◆ **Instructions for the task**: Your task is to copy each line that has the word "Paris".

[Listed records start]

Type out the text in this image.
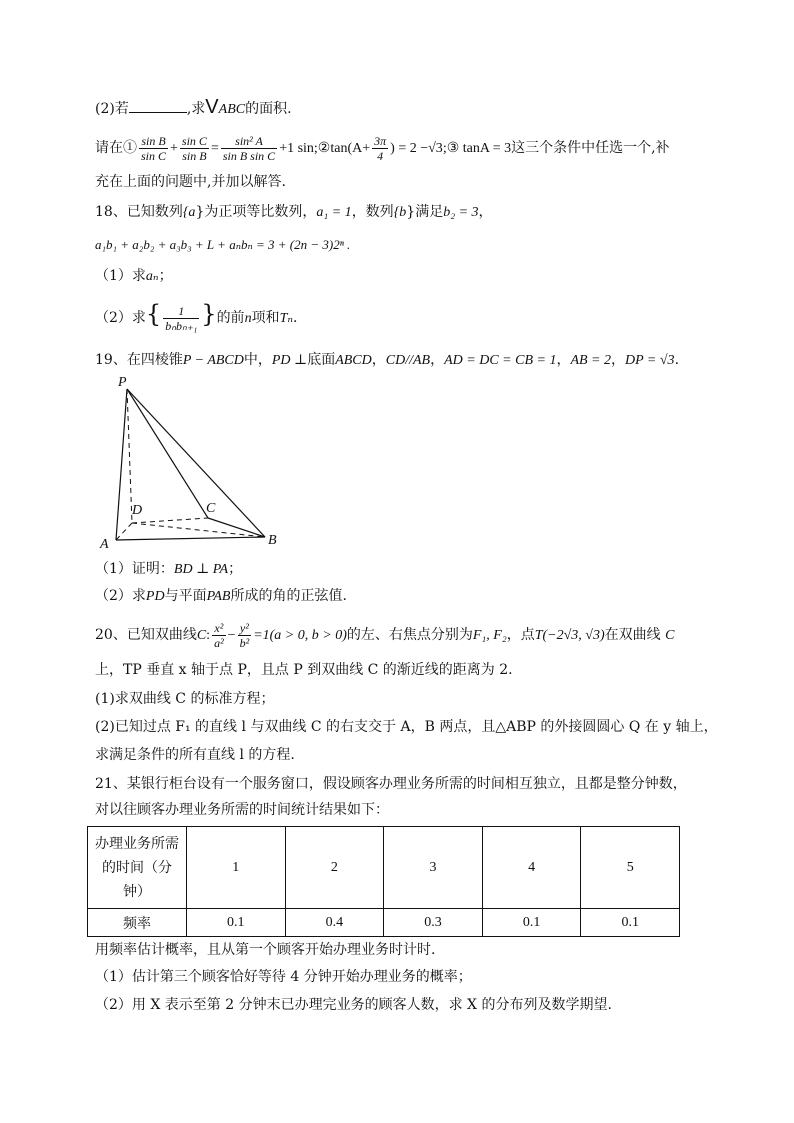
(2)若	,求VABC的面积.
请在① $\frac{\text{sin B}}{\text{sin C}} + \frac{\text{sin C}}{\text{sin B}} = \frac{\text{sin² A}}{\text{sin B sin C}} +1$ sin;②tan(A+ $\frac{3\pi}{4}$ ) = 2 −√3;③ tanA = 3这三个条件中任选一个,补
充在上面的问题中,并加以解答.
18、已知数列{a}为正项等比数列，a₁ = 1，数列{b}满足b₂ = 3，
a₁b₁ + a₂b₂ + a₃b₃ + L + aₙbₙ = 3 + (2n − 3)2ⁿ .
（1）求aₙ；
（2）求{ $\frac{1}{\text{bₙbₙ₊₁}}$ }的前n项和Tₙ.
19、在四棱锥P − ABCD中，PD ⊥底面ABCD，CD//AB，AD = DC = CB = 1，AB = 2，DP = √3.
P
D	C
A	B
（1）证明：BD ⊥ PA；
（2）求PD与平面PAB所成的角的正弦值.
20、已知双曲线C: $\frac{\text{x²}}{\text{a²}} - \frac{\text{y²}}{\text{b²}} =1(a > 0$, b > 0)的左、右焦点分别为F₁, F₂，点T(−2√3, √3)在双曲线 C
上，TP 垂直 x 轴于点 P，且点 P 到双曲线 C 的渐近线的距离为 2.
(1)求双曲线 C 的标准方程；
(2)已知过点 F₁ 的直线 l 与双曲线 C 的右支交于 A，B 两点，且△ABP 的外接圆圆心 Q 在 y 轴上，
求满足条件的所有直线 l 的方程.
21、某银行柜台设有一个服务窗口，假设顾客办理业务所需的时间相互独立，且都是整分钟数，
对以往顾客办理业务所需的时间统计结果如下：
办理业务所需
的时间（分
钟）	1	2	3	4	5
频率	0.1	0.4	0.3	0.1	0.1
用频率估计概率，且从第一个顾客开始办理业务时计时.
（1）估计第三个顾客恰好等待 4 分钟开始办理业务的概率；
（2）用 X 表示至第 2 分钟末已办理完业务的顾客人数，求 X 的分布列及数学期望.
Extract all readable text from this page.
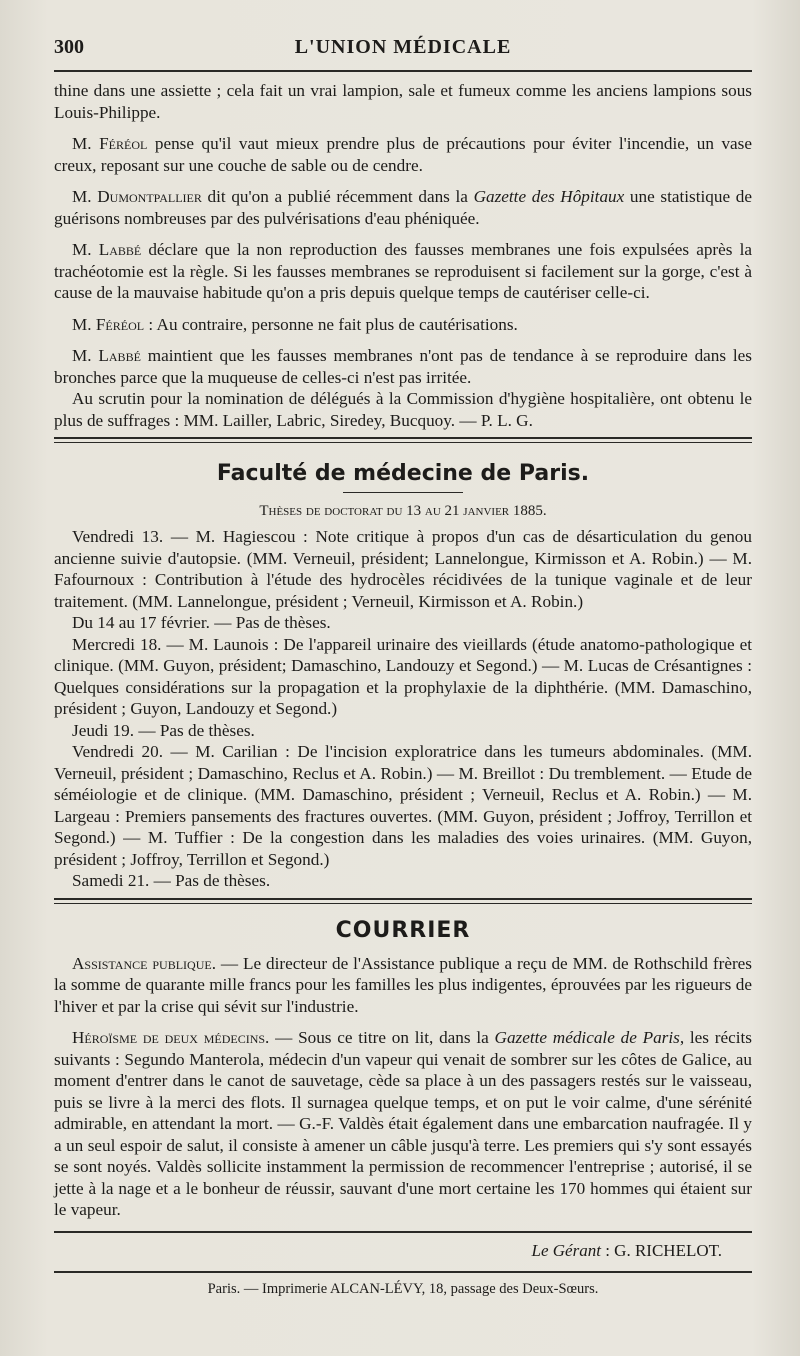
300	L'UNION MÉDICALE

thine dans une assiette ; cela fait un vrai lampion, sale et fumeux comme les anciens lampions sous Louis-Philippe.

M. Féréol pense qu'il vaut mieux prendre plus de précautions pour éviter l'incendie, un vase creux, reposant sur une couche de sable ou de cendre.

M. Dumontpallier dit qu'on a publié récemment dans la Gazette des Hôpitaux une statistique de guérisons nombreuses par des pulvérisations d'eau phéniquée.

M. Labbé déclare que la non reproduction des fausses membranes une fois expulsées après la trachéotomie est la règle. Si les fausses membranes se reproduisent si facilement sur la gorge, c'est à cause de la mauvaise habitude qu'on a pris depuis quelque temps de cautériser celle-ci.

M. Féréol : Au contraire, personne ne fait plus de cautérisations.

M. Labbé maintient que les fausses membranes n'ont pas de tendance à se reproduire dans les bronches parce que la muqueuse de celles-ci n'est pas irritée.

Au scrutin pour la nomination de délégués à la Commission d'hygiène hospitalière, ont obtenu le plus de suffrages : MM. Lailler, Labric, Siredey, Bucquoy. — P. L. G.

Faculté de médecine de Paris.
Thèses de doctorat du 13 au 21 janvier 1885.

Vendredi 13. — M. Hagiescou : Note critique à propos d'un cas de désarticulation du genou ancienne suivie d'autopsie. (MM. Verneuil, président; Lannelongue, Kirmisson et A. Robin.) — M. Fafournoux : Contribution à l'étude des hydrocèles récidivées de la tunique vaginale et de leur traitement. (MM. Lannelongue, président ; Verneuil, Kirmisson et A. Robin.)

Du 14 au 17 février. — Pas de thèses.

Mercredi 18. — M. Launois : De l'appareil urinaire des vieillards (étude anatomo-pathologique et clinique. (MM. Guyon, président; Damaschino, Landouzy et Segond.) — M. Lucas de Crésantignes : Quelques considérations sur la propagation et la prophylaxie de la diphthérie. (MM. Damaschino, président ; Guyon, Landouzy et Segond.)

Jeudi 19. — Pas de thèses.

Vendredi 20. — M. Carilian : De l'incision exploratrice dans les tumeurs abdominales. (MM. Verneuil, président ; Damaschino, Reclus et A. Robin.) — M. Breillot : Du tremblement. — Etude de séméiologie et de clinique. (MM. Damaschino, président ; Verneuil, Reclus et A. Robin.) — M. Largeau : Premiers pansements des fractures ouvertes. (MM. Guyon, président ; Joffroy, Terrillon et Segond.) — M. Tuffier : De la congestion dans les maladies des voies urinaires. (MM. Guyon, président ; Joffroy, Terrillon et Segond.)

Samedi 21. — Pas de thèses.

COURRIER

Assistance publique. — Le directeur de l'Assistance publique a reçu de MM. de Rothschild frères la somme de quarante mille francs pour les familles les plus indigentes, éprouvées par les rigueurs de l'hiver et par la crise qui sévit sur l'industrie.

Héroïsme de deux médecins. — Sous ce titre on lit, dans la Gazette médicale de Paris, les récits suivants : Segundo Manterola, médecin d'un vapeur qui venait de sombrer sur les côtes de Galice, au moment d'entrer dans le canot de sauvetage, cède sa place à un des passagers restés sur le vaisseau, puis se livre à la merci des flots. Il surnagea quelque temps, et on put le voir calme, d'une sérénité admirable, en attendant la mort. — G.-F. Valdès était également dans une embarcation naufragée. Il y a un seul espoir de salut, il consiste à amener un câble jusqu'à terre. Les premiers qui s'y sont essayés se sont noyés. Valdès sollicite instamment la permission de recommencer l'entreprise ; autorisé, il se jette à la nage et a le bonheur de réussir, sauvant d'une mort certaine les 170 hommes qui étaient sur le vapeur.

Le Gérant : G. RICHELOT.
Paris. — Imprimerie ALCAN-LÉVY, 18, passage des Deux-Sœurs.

[Listed records end]

◆ **Answer to this task**:
Faculté de médecine de Paris.
Héroïsme de deux médecins. — Sous ce titre on lit, dans la Gazette médicale de Paris, les récits suivants : Segundo Manterola, médecin d'un vapeur qui venait de sombrer sur les côtes de Galice, au moment d'entrer dans le canot de sauvetage, cède sa place à un des passagers restés sur le vaisseau, puis se livre à la merci des flots. Il surnagea quelque temps, et on put le voir calme, d'une sérénité admirable, en attendant la mort. — G.-F. Valdès était également dans une embarcation naufragée. Il y a un seul espoir de salut, il consiste à amener un câble jusqu'à terre. Les premiers qui s'y sont essayés se sont noyés. Valdès sollicite instamment la permission de recommencer l'entreprise ; autorisé, il se jette à la nage et a le bonheur de réussir, sauvant d'une mort certaine les 170 hommes qui étaient sur le vapeur.
Paris. — Imprimerie ALCAN-LÉVY, 18, passage des Deux-Sœurs.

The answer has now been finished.